--- START Dataset excerpts ---
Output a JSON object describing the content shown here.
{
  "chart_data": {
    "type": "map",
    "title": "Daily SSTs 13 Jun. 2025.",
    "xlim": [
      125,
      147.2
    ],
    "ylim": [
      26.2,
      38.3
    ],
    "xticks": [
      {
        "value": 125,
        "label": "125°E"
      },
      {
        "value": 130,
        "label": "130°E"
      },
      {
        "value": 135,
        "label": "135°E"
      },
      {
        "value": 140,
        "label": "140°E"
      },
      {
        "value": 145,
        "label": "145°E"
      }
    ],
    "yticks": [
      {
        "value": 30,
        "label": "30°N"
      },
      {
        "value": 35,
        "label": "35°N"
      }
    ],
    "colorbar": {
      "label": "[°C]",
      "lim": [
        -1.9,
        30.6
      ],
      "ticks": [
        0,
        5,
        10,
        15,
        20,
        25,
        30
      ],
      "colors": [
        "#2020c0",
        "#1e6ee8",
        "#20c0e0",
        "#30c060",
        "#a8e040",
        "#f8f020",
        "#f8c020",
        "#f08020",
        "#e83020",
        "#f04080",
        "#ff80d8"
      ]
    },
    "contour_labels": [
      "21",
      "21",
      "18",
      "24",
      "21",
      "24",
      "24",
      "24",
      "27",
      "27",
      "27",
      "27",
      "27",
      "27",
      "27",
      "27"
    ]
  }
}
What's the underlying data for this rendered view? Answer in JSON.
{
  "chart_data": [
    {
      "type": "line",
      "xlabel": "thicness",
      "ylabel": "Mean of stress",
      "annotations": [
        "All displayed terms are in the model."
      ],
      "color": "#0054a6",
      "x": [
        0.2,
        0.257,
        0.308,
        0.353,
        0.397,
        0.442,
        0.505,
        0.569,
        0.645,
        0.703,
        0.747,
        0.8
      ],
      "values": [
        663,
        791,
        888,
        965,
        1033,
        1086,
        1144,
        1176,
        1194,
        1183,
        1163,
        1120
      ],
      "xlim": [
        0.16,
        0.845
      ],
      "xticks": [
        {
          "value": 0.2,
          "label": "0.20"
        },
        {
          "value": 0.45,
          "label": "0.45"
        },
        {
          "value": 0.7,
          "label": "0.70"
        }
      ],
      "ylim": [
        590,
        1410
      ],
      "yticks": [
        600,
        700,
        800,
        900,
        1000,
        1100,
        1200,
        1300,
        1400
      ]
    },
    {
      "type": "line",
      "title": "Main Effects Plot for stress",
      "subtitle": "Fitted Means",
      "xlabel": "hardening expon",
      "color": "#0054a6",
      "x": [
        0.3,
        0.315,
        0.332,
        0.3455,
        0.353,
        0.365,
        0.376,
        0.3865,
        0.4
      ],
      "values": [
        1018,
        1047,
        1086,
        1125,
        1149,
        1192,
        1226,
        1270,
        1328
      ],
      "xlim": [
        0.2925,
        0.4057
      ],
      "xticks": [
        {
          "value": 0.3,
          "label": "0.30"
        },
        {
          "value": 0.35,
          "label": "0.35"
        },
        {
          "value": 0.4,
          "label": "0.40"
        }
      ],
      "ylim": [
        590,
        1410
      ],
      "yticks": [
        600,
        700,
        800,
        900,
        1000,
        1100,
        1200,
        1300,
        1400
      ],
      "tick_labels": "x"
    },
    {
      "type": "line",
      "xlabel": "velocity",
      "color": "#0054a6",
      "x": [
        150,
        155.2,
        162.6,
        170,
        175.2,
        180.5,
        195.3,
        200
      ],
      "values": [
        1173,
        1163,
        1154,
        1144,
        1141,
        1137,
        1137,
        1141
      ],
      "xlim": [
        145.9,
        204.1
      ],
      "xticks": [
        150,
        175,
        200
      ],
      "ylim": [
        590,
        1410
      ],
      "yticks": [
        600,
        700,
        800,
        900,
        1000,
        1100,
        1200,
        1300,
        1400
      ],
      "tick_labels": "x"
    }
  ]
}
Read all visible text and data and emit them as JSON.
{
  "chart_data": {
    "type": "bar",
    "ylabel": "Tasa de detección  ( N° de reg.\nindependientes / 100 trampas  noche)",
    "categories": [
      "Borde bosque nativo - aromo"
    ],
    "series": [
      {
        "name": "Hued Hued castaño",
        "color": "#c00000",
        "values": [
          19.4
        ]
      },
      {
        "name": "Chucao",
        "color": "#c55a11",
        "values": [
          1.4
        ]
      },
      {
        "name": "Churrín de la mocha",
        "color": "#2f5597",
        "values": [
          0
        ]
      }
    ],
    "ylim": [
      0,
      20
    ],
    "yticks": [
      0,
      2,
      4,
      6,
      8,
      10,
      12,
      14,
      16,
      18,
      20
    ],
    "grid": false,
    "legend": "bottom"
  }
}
--- END Dataset excerpts ---
**Stated exercise:** Give the number of lines that carry the word "xlabel", with nothing added.

**Problem solution:** 3